(Extracted records)
_ _ _ _
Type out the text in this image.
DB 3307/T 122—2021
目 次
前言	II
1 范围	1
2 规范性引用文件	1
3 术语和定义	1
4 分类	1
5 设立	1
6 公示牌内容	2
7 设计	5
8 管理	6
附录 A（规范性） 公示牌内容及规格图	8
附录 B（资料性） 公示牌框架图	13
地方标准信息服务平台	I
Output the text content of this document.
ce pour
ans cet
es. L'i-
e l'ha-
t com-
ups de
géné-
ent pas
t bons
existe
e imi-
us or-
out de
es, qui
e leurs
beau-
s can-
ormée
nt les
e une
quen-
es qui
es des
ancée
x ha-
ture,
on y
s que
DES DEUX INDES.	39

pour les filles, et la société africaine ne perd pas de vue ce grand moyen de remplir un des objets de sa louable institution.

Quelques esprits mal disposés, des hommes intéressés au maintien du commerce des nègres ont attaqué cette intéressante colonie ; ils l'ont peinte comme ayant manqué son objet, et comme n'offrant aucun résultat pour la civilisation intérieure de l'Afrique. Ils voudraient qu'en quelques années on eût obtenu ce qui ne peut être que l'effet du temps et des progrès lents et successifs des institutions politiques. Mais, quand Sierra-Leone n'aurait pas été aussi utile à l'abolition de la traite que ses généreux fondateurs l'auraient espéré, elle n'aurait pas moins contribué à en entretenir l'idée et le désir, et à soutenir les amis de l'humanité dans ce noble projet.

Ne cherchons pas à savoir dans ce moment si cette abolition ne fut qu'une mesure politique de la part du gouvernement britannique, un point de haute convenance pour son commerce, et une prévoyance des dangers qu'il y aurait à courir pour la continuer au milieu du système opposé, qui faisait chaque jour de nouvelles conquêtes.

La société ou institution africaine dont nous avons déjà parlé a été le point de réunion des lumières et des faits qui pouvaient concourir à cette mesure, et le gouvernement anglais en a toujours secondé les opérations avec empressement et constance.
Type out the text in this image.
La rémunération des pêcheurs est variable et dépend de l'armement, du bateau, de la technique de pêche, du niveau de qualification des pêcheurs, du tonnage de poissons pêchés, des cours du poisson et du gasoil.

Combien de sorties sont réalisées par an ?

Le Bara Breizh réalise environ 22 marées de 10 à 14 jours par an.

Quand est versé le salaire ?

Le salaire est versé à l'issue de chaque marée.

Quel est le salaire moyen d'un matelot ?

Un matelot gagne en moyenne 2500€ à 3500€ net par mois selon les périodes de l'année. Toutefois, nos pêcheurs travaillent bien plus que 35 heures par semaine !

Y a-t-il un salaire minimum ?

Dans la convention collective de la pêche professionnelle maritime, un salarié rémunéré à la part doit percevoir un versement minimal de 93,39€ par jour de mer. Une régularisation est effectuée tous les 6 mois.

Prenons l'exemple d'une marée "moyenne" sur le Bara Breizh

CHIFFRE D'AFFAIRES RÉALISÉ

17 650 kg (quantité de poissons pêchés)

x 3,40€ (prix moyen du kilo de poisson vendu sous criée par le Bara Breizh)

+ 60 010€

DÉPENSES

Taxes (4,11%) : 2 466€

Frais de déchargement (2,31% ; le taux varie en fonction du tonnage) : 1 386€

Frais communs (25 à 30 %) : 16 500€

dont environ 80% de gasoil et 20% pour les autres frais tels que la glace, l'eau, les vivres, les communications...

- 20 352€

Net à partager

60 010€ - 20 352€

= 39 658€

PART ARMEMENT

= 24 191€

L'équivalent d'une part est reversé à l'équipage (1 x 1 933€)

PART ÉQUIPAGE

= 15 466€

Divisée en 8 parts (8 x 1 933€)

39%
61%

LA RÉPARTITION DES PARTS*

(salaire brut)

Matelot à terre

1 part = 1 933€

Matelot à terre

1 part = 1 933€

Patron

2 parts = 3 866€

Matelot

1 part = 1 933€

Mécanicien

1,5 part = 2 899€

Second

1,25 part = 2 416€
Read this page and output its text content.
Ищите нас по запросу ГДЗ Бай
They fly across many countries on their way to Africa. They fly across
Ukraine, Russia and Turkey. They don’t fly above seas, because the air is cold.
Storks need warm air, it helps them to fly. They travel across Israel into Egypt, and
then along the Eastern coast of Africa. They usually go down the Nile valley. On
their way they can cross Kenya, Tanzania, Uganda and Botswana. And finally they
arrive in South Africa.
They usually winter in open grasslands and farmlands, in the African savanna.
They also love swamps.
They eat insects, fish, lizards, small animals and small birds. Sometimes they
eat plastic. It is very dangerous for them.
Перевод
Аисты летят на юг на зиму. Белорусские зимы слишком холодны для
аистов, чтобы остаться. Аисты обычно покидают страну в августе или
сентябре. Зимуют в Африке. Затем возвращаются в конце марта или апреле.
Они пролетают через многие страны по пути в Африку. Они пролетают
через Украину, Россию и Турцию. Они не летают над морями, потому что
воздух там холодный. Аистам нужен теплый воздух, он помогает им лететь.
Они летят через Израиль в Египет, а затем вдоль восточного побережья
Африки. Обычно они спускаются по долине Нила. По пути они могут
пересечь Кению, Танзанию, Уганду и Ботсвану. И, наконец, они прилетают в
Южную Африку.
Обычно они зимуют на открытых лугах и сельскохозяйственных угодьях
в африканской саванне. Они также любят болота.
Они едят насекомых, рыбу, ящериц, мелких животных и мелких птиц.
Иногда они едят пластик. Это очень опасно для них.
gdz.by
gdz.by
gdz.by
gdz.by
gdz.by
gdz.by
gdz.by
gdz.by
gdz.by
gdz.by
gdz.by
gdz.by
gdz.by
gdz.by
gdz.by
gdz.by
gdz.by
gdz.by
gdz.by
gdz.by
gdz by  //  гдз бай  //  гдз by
_ _ _ _
_EXERCISE AIM_: Copy out the material above in its entirety. Every detail must match.

_WORKED SOLUTION_:
Type out the text in this image.
DB 3307/T 122—2021
目 次
前言	II
1 范围	1
2 规范性引用文件	1
3 术语和定义	1
4 分类	1
5 设立	1
6 公示牌内容	2
7 设计	5
8 管理	6
附录 A（规范性） 公示牌内容及规格图	8
附录 B（资料性） 公示牌框架图	13
地方标准信息服务平台	I
Output the text content of this document.
ce pour
ans cet
es. L'i-
e l'ha-
t com-
ups de
géné-
ent pas
t bons
existe
e imi-
us or-
out de
es, qui
e leurs
beau-
s can-
ormée
nt les
e une
quen-
es qui
es des
ancée
x ha-
ture,
on y
s que
DES DEUX INDES.	39

pour les filles, et la société africaine ne perd pas de vue ce grand moyen de remplir un des objets de sa louable institution.

Quelques esprits mal disposés, des hommes intéressés au maintien du commerce des nègres ont attaqué cette intéressante colonie ; ils l'ont peinte comme ayant manqué son objet, et comme n'offrant aucun résultat pour la civilisation intérieure de l'Afrique. Ils voudraient qu'en quelques années on eût obtenu ce qui ne peut être que l'effet du temps et des progrès lents et successifs des institutions politiques. Mais, quand Sierra-Leone n'aurait pas été aussi utile à l'abolition de la traite que ses généreux fondateurs l'auraient espéré, elle n'aurait pas moins contribué à en entretenir l'idée et le désir, et à soutenir les amis de l'humanité dans ce noble projet.

Ne cherchons pas à savoir dans ce moment si cette abolition ne fut qu'une mesure politique de la part du gouvernement britannique, un point de haute convenance pour son commerce, et une prévoyance des dangers qu'il y aurait à courir pour la continuer au milieu du système opposé, qui faisait chaque jour de nouvelles conquêtes.

La société ou institution africaine dont nous avons déjà parlé a été le point de réunion des lumières et des faits qui pouvaient concourir à cette mesure, et le gouvernement anglais en a toujours secondé les opérations avec empressement et constance.
Type out the text in this image.
La rémunération des pêcheurs est variable et dépend de l'armement, du bateau, de la technique de pêche, du niveau de qualification des pêcheurs, du tonnage de poissons pêchés, des cours du poisson et du gasoil.

Combien de sorties sont réalisées par an ?

Le Bara Breizh réalise environ 22 marées de 10 à 14 jours par an.

Quand est versé le salaire ?

Le salaire est versé à l'issue de chaque marée.

Quel est le salaire moyen d'un matelot ?

Un matelot gagne en moyenne 2500€ à 3500€ net par mois selon les périodes de l'année. Toutefois, nos pêcheurs travaillent bien plus que 35 heures par semaine !

Y a-t-il un salaire minimum ?

Dans la convention collective de la pêche professionnelle maritime, un salarié rémunéré à la part doit percevoir un versement minimal de 93,39€ par jour de mer. Une régularisation est effectuée tous les 6 mois.

Prenons l'exemple d'une marée "moyenne" sur le Bara Breizh

CHIFFRE D'AFFAIRES RÉALISÉ

17 650 kg (quantité de poissons pêchés)

x 3,40€ (prix moyen du kilo de poisson vendu sous criée par le Bara Breizh)

+ 60 010€

DÉPENSES

Taxes (4,11%) : 2 466€

Frais de déchargement (2,31% ; le taux varie en fonction du tonnage) : 1 386€

Frais communs (25 à 30 %) : 16 500€

dont environ 80% de gasoil et 20% pour les autres frais tels que la glace, l'eau, les vivres, les communications...

- 20 352€

Net à partager

60 010€ - 20 352€

= 39 658€

PART ARMEMENT

= 24 191€

L'équivalent d'une part est reversé à l'équipage (1 x 1 933€)

PART ÉQUIPAGE

= 15 466€

Divisée en 8 parts (8 x 1 933€)

39%
61%

LA RÉPARTITION DES PARTS*

(salaire brut)

Matelot à terre

1 part = 1 933€

Matelot à terre

1 part = 1 933€

Patron

2 parts = 3 866€

Matelot

1 part = 1 933€

Mécanicien

1,5 part = 2 899€

Second

1,25 part = 2 416€
Read this page and output its text content.
Ищите нас по запросу ГДЗ Бай
They fly across many countries on their way to Africa. They fly across
Ukraine, Russia and Turkey. They don’t fly above seas, because the air is cold.
Storks need warm air, it helps them to fly. They travel across Israel into Egypt, and
then along the Eastern coast of Africa. They usually go down the Nile valley. On
their way they can cross Kenya, Tanzania, Uganda and Botswana. And finally they
arrive in South Africa.
They usually winter in open grasslands and farmlands, in the African savanna.
They also love swamps.
They eat insects, fish, lizards, small animals and small birds. Sometimes they
eat plastic. It is very dangerous for them.
Перевод
Аисты летят на юг на зиму. Белорусские зимы слишком холодны для
аистов, чтобы остаться. Аисты обычно покидают страну в августе или
сентябре. Зимуют в Африке. Затем возвращаются в конце марта или апреле.
Они пролетают через многие страны по пути в Африку. Они пролетают
через Украину, Россию и Турцию. Они не летают над морями, потому что
воздух там холодный. Аистам нужен теплый воздух, он помогает им лететь.
Они летят через Израиль в Египет, а затем вдоль восточного побережья
Африки. Обычно они спускаются по долине Нила. По пути они могут
пересечь Кению, Танзанию, Уганду и Ботсвану. И, наконец, они прилетают в
Южную Африку.
Обычно они зимуют на открытых лугах и сельскохозяйственных угодьях
в африканской саванне. Они также любят болота.
Они едят насекомых, рыбу, ящериц, мелких животных и мелких птиц.
Иногда они едят пластик. Это очень опасно для них.
gdz.by
gdz.by
gdz.by
gdz.by
gdz.by
gdz.by
gdz.by
gdz.by
gdz.by
gdz.by
gdz.by
gdz.by
gdz.by
gdz.by
gdz.by
gdz.by
gdz.by
gdz.by
gdz.by
gdz.by
gdz by  //  гдз бай  //  гдз by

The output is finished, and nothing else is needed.